Prompt:
Can you edit the records below so that "post-paragraph" is replaced by "text-block" everywhere, with nothing else changed?

Supplied material:
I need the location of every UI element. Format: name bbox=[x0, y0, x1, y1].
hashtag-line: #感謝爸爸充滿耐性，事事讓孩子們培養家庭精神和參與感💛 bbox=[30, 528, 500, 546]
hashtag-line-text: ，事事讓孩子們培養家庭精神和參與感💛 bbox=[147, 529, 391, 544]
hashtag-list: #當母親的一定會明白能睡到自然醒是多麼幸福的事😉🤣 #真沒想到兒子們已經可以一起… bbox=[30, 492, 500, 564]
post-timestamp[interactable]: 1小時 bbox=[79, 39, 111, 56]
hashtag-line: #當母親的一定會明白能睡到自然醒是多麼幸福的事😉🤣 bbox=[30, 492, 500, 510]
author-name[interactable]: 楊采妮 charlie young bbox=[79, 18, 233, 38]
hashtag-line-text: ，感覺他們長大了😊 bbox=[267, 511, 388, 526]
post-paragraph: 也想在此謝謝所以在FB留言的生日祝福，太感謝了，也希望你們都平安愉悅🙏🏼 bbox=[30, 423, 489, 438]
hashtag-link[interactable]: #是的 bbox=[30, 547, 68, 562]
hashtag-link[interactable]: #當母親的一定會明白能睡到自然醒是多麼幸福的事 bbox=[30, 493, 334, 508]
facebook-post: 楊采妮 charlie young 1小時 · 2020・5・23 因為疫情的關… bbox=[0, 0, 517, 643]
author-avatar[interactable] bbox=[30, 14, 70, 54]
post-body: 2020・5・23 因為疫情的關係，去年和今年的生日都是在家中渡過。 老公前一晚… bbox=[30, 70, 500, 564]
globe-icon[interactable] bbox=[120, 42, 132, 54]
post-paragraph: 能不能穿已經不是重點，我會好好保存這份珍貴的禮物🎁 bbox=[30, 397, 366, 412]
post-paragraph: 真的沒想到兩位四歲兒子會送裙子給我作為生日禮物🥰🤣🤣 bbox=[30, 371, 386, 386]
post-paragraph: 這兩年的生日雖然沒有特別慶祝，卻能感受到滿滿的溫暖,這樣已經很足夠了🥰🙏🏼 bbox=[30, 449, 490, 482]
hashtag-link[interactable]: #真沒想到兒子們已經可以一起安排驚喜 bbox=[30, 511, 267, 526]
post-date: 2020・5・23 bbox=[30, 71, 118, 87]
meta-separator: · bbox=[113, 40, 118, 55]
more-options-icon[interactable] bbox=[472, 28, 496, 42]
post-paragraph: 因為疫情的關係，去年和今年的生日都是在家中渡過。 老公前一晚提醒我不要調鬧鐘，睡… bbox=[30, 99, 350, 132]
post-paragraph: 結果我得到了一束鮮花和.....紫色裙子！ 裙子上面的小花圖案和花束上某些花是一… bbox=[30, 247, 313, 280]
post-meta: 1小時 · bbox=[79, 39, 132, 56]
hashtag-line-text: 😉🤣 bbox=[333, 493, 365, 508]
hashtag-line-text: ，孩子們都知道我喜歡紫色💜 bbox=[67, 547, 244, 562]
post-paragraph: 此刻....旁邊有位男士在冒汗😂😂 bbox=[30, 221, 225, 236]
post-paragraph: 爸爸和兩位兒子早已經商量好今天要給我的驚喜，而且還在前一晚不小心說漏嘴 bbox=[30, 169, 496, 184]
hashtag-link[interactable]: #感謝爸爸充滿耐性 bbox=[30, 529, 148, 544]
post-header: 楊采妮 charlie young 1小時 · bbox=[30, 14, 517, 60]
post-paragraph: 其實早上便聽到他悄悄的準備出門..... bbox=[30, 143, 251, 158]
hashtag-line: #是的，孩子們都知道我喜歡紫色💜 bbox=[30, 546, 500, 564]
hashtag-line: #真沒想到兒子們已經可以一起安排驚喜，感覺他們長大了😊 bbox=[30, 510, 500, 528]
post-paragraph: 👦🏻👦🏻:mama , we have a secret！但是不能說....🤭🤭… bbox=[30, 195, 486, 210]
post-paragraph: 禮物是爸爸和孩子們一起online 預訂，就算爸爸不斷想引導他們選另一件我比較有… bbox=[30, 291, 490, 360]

Solution to this task:
I need the location of every UI element. Format: name bbox=[x0, y0, x1, y1].
hashtag-line: #感謝爸爸充滿耐性，事事讓孩子們培養家庭精神和參與感💛 bbox=[30, 528, 500, 546]
hashtag-line-text: ，事事讓孩子們培養家庭精神和參與感💛 bbox=[147, 529, 391, 544]
hashtag-list: #當母親的一定會明白能睡到自然醒是多麼幸福的事😉🤣 #真沒想到兒子們已經可以一起… bbox=[30, 492, 500, 564]
post-timestamp[interactable]: 1小時 bbox=[79, 39, 111, 56]
hashtag-line: #當母親的一定會明白能睡到自然醒是多麼幸福的事😉🤣 bbox=[30, 492, 500, 510]
author-name[interactable]: 楊采妮 charlie young bbox=[79, 18, 233, 38]
hashtag-line-text: ，感覺他們長大了😊 bbox=[267, 511, 388, 526]
text-block: 也想在此謝謝所以在FB留言的生日祝福，太感謝了，也希望你們都平安愉悅🙏🏼 bbox=[30, 423, 489, 438]
hashtag-link[interactable]: #是的 bbox=[30, 547, 68, 562]
hashtag-link[interactable]: #當母親的一定會明白能睡到自然醒是多麼幸福的事 bbox=[30, 493, 334, 508]
facebook-post: 楊采妮 charlie young 1小時 · 2020・5・23 因為疫情的關… bbox=[0, 0, 517, 643]
author-avatar[interactable] bbox=[30, 14, 70, 54]
post-body: 2020・5・23 因為疫情的關係，去年和今年的生日都是在家中渡過。 老公前一晚… bbox=[30, 70, 500, 564]
globe-icon[interactable] bbox=[120, 42, 132, 54]
text-block: 能不能穿已經不是重點，我會好好保存這份珍貴的禮物🎁 bbox=[30, 397, 366, 412]
text-block: 真的沒想到兩位四歲兒子會送裙子給我作為生日禮物🥰🤣🤣 bbox=[30, 371, 386, 386]
text-block: 這兩年的生日雖然沒有特別慶祝，卻能感受到滿滿的溫暖,這樣已經很足夠了🥰🙏🏼 bbox=[30, 449, 490, 482]
hashtag-link[interactable]: #真沒想到兒子們已經可以一起安排驚喜 bbox=[30, 511, 267, 526]
post-date: 2020・5・23 bbox=[30, 71, 118, 87]
meta-separator: · bbox=[113, 40, 118, 55]
more-options-icon[interactable] bbox=[472, 28, 496, 42]
text-block: 因為疫情的關係，去年和今年的生日都是在家中渡過。 老公前一晚提醒我不要調鬧鐘，睡… bbox=[30, 99, 350, 132]
text-block: 結果我得到了一束鮮花和.....紫色裙子！ 裙子上面的小花圖案和花束上某些花是一… bbox=[30, 247, 313, 280]
post-meta: 1小時 · bbox=[79, 39, 132, 56]
hashtag-line-text: 😉🤣 bbox=[333, 493, 365, 508]
hashtag-line-text: ，孩子們都知道我喜歡紫色💜 bbox=[67, 547, 244, 562]
text-block: 此刻....旁邊有位男士在冒汗😂😂 bbox=[30, 221, 225, 236]
text-block: 爸爸和兩位兒子早已經商量好今天要給我的驚喜，而且還在前一晚不小心說漏嘴 bbox=[30, 169, 496, 184]
hashtag-link[interactable]: #感謝爸爸充滿耐性 bbox=[30, 529, 148, 544]
post-header: 楊采妮 charlie young 1小時 · bbox=[30, 14, 517, 60]
text-block: 其實早上便聽到他悄悄的準備出門..... bbox=[30, 143, 251, 158]
hashtag-line: #是的，孩子們都知道我喜歡紫色💜 bbox=[30, 546, 500, 564]
hashtag-line: #真沒想到兒子們已經可以一起安排驚喜，感覺他們長大了😊 bbox=[30, 510, 500, 528]
text-block: 👦🏻👦🏻:mama , we have a secret！但是不能說....🤭🤭… bbox=[30, 195, 486, 210]
text-block: 禮物是爸爸和孩子們一起online 預訂，就算爸爸不斷想引導他們選另一件我比較有… bbox=[30, 291, 490, 360]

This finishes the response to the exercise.